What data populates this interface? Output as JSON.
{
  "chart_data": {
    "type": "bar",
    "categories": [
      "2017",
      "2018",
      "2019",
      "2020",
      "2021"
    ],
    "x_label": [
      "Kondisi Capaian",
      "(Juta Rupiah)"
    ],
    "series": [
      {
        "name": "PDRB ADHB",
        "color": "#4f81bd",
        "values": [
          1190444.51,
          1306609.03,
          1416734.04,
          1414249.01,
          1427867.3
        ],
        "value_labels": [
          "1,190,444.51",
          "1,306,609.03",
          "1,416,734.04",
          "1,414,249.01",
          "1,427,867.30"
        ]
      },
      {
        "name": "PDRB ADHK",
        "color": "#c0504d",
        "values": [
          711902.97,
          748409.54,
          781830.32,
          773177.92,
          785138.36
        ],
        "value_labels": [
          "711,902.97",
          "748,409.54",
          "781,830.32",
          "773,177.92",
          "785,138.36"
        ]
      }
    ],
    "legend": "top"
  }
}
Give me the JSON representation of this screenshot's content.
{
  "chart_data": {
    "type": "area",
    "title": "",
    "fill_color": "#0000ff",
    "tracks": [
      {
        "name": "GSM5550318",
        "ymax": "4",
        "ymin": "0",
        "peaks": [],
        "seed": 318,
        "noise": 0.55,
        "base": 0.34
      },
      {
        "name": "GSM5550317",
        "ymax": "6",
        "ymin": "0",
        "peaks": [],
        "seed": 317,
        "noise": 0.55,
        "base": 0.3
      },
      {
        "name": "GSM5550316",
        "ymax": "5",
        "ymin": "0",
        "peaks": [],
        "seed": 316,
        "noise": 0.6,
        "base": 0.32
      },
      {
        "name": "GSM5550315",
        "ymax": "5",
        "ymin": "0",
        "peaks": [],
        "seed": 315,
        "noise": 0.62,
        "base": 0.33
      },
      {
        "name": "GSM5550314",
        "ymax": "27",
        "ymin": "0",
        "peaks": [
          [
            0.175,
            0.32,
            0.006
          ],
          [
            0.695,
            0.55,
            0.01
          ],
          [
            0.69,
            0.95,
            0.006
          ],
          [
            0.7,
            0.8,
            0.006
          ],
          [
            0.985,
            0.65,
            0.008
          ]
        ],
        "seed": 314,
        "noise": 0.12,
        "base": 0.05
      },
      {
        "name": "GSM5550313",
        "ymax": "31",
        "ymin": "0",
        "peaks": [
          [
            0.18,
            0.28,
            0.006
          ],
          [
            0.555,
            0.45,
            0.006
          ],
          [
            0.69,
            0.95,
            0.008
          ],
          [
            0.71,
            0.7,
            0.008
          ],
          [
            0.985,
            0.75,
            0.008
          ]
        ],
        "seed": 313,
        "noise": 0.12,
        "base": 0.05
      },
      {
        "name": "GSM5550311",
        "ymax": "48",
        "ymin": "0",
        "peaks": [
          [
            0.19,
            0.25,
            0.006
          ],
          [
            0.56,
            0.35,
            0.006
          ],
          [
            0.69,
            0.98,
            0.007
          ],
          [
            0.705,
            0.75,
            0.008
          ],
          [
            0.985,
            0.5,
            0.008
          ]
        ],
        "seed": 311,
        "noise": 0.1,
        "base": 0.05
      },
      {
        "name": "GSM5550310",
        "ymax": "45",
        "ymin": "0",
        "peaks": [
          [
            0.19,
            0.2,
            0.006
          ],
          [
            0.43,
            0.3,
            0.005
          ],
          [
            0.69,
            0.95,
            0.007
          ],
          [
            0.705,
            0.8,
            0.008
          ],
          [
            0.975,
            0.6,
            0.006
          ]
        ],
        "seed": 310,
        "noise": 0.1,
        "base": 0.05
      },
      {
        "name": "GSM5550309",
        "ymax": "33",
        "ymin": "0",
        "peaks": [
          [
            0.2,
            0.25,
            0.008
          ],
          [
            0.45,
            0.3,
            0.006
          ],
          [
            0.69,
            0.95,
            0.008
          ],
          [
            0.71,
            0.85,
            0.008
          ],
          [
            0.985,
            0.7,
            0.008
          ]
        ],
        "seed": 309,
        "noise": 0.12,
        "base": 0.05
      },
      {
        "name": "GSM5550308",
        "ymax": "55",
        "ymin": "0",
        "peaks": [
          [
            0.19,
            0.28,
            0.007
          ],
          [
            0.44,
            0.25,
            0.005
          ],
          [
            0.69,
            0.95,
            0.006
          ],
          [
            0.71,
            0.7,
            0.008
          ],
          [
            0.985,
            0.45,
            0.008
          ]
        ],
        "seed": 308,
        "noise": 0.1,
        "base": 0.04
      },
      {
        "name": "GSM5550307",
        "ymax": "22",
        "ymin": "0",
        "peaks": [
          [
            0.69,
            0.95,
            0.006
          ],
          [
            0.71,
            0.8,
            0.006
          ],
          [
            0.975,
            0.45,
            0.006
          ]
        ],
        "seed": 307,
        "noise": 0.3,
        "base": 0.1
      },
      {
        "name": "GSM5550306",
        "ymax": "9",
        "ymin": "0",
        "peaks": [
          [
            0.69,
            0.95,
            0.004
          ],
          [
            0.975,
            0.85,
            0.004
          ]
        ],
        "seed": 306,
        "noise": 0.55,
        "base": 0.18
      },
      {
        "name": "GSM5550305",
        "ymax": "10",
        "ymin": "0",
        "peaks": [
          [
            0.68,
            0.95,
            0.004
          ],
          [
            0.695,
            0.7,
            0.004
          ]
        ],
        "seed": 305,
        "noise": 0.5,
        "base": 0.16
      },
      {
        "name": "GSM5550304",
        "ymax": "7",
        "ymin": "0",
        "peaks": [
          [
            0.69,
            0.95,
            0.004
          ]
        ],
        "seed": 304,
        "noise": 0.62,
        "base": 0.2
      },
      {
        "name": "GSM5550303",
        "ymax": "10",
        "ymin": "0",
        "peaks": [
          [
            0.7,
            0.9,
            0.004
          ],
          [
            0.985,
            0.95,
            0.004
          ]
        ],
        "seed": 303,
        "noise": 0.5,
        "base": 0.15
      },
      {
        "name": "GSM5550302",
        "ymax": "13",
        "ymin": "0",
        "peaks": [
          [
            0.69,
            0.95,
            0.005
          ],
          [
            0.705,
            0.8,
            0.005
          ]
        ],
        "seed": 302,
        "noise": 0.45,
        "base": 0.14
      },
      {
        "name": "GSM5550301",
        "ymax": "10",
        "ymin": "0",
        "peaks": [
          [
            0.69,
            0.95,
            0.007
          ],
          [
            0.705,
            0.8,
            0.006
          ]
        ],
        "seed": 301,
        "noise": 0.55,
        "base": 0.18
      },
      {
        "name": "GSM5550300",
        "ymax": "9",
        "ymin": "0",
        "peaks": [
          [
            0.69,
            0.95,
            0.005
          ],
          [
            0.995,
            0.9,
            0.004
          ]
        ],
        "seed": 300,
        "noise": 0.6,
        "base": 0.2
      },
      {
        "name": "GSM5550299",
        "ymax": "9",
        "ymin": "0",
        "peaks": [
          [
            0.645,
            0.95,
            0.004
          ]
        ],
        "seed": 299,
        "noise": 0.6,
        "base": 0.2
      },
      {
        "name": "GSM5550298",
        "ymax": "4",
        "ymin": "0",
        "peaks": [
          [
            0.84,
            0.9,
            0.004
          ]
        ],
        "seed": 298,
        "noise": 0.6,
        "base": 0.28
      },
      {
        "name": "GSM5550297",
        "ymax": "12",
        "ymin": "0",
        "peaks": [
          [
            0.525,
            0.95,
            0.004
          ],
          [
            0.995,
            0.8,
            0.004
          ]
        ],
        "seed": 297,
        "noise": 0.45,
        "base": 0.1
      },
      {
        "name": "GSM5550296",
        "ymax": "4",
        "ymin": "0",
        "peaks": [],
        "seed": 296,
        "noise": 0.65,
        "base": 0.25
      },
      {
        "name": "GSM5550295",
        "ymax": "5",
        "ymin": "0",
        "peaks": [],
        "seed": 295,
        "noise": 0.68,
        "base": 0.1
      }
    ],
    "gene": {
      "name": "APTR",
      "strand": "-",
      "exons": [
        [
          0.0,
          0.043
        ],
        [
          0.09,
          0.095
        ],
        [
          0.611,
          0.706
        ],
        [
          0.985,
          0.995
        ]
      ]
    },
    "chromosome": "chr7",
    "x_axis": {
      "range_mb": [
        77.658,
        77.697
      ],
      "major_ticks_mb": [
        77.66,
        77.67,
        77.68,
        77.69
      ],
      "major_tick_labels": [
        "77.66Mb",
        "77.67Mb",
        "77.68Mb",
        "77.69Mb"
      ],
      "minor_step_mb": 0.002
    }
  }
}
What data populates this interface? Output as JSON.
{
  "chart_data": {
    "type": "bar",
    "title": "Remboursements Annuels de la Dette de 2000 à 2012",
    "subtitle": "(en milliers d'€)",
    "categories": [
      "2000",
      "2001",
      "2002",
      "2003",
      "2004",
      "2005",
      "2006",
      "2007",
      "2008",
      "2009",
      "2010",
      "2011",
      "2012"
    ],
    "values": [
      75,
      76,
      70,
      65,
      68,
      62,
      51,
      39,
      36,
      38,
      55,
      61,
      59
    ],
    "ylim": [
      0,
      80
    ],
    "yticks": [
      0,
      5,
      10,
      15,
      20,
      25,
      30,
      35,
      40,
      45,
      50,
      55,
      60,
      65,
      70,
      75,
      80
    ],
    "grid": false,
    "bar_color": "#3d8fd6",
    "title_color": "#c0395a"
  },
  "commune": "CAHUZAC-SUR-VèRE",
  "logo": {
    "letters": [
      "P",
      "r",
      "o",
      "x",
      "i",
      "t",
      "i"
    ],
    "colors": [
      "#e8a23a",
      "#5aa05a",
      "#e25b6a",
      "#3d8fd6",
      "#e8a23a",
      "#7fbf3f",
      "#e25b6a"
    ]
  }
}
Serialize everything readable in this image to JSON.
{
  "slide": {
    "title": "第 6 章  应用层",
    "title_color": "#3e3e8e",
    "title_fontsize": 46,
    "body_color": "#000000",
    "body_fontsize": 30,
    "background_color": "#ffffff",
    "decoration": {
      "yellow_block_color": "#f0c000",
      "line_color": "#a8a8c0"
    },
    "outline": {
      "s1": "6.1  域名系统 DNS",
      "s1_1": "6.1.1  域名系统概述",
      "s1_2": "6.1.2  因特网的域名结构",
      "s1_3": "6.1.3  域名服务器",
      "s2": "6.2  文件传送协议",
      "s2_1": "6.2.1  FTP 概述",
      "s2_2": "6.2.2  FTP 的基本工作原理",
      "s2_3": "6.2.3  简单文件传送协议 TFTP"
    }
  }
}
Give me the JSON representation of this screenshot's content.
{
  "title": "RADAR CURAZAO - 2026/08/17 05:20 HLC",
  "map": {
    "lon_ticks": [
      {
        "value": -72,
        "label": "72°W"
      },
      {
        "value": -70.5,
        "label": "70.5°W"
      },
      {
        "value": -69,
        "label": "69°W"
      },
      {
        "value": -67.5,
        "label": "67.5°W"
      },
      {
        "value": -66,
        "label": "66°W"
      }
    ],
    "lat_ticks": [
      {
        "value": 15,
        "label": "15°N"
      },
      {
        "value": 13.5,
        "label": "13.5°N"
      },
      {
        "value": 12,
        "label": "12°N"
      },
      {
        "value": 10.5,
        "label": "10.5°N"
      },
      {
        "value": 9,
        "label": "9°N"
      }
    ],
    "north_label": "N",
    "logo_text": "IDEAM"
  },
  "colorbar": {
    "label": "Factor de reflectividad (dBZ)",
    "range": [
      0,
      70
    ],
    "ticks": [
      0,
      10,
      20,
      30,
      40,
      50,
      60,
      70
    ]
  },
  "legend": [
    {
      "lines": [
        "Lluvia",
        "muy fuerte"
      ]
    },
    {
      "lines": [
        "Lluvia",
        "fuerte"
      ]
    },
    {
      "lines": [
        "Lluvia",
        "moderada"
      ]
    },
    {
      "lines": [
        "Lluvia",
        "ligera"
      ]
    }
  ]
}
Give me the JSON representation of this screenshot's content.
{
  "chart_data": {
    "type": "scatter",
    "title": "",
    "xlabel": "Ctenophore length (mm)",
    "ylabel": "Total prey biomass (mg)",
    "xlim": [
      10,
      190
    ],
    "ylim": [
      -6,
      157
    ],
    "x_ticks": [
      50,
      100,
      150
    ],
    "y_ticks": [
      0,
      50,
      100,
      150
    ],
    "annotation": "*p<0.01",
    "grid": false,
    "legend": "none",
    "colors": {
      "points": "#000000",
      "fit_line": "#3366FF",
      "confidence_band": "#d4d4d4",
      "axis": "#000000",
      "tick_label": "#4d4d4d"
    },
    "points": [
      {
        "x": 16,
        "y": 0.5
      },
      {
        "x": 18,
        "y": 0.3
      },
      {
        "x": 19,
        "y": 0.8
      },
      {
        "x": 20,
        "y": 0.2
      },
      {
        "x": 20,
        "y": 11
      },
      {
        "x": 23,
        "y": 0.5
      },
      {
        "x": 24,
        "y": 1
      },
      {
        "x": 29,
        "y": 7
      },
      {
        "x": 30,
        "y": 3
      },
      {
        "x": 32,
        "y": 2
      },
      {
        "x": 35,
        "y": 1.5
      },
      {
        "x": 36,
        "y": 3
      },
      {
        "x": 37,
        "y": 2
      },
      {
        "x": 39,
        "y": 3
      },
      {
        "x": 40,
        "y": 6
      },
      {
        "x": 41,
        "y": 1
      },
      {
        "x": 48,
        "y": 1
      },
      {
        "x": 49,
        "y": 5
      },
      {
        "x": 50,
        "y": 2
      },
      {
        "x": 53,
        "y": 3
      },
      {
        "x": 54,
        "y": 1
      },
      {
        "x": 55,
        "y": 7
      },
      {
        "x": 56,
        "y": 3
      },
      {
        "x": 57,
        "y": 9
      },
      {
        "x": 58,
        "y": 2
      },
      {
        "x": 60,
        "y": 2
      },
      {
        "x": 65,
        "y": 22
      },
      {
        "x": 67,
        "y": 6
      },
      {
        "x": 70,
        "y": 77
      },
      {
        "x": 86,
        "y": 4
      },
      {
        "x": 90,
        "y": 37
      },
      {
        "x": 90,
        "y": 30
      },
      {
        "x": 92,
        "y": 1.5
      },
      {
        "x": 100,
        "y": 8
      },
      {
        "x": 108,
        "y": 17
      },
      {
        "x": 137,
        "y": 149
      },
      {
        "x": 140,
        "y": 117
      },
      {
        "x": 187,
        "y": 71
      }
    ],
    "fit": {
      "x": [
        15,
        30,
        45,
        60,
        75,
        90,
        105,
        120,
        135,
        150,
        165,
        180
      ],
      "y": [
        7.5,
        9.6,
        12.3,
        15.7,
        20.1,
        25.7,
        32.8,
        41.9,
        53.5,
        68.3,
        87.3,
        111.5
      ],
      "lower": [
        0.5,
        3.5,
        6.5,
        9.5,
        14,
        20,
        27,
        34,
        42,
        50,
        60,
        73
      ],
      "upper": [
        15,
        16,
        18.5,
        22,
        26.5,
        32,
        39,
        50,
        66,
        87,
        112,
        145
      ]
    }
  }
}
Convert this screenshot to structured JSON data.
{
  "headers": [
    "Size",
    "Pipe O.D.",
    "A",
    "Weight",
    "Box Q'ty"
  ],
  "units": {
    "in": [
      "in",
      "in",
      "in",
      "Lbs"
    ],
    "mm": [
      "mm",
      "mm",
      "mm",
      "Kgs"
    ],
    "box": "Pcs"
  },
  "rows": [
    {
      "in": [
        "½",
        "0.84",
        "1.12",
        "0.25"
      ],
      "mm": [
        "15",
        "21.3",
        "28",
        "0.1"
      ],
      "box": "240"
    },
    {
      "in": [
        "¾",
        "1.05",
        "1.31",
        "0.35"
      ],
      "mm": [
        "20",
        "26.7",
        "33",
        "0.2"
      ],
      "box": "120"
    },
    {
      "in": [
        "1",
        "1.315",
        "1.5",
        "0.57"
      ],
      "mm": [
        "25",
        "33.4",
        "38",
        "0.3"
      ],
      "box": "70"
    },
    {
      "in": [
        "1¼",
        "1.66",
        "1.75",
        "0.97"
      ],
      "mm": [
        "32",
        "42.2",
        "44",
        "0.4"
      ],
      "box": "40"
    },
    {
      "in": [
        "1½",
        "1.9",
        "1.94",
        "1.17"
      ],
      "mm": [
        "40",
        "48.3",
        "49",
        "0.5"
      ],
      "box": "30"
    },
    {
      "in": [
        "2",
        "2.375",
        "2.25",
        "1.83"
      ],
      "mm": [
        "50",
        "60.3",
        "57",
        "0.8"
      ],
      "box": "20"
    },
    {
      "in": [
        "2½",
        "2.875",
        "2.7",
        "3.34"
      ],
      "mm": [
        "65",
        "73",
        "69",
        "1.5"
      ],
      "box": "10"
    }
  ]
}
================================
Give only the number of lines in the data that include the string "type".

> [The result]: 4